# [PROBLEM REQUIREMENTS]
Locate the word "color" in the entries below, then gather every line that holds it.

# [RECORDS]
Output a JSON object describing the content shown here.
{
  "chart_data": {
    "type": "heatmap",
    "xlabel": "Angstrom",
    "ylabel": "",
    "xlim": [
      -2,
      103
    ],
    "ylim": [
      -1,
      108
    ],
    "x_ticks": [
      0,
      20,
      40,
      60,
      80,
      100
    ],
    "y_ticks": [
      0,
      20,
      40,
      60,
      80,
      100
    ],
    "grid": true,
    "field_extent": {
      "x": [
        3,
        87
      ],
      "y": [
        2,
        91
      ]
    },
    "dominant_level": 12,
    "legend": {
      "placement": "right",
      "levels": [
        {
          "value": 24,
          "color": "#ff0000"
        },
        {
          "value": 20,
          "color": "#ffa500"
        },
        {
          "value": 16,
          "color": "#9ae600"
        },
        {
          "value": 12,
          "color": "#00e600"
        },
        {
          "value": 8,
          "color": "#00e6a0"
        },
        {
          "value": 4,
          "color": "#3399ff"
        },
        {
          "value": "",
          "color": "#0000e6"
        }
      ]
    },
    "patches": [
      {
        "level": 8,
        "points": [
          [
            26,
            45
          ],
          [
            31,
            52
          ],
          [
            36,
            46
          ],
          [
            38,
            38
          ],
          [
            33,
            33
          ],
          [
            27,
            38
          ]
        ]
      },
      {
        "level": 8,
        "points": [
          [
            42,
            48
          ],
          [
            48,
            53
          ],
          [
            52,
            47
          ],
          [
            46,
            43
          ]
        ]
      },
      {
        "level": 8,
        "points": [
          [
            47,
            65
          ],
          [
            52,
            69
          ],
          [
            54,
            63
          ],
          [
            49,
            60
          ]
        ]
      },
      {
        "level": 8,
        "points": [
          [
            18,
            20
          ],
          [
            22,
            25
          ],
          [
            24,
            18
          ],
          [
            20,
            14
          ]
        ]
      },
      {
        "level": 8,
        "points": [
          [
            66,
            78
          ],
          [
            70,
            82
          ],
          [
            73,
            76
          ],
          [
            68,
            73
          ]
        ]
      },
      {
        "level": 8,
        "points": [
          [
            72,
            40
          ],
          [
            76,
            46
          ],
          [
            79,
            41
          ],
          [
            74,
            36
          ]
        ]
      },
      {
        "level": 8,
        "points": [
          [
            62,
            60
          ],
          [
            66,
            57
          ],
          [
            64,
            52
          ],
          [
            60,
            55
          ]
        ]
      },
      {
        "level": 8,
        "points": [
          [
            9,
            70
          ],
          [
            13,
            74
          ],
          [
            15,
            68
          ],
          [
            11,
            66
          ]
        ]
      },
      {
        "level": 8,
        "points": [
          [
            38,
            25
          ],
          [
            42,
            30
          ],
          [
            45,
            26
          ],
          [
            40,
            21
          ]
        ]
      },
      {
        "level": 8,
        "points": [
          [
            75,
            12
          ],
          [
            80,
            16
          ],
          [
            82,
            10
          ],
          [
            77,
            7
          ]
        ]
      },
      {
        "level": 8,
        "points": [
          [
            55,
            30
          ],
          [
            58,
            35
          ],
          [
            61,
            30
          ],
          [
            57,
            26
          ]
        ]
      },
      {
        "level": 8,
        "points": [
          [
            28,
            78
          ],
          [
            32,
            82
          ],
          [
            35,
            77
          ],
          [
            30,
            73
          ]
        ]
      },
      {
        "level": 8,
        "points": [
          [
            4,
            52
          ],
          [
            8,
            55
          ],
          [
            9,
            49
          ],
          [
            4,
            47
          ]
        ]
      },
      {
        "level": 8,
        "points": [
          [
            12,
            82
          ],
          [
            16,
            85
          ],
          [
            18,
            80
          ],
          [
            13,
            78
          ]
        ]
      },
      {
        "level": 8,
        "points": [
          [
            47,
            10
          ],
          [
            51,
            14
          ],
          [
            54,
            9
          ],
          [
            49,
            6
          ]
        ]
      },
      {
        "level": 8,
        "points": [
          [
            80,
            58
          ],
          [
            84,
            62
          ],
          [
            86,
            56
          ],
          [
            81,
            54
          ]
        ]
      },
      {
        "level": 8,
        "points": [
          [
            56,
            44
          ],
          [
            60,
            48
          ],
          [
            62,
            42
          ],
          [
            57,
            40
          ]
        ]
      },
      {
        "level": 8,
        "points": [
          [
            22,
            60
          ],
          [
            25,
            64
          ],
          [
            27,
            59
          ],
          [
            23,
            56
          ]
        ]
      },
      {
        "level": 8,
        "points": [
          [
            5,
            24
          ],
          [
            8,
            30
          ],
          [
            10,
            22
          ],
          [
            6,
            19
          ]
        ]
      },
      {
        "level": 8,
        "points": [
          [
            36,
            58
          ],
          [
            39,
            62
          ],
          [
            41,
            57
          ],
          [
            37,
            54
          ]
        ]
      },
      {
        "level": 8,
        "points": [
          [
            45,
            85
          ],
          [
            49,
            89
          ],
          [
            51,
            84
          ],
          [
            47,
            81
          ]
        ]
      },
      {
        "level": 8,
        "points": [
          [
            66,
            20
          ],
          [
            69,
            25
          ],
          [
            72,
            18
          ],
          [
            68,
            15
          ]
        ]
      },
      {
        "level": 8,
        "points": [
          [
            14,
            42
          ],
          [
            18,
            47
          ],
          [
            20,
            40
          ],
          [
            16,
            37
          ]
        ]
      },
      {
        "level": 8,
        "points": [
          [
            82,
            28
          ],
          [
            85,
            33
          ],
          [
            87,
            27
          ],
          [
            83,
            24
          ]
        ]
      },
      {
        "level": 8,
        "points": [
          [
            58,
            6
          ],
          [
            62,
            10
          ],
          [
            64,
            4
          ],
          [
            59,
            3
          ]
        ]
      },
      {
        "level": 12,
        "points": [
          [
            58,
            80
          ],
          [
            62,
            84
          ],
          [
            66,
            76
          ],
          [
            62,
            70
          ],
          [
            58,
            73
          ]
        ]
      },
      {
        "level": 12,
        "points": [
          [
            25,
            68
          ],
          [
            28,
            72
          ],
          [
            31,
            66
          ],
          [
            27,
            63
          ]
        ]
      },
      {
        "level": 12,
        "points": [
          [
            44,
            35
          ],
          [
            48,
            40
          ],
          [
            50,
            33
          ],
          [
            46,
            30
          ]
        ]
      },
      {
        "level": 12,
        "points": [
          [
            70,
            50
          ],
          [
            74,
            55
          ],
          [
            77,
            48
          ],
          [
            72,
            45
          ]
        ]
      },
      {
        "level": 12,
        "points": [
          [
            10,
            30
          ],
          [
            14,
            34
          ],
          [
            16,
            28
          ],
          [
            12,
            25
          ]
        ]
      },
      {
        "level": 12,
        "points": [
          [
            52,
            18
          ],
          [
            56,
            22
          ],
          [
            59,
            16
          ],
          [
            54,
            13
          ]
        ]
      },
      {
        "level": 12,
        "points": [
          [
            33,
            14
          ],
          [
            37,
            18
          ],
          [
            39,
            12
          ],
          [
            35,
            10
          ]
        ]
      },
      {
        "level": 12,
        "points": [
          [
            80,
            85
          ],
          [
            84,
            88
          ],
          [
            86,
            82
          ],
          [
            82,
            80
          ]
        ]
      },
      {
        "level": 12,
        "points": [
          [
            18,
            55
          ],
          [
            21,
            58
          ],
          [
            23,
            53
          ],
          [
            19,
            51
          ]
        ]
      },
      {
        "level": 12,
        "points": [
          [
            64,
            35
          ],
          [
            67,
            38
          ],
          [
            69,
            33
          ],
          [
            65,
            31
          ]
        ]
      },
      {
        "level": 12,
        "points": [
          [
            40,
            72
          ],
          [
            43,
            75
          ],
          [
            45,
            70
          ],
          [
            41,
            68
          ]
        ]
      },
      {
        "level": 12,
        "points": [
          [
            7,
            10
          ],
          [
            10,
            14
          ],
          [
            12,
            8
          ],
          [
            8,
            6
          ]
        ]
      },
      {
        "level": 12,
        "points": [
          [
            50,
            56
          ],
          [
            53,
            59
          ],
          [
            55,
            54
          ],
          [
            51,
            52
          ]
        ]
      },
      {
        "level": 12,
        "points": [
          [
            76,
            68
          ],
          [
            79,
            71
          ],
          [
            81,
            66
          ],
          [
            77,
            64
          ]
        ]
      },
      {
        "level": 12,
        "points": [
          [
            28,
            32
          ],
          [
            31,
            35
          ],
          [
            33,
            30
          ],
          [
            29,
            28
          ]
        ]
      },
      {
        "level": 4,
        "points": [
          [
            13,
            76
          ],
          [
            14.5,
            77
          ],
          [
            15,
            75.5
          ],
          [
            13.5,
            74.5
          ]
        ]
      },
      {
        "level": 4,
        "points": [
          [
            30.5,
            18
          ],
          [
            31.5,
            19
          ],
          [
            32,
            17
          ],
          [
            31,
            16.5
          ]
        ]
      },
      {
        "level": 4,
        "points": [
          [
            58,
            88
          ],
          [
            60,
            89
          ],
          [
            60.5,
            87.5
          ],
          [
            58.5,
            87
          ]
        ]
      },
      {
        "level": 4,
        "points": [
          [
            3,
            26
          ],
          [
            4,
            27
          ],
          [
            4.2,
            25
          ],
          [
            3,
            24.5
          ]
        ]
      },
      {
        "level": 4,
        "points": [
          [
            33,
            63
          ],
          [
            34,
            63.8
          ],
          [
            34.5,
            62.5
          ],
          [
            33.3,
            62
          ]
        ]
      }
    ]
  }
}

# [SOLUTION TO THIS PROBLEM]
          "color": "#ff0000"
          "color": "#ffa500"
          "color": "#9ae600"
          "color": "#00e600"
          "color": "#00e6a0"
          "color": "#3399ff"
          "color": "#0000e6"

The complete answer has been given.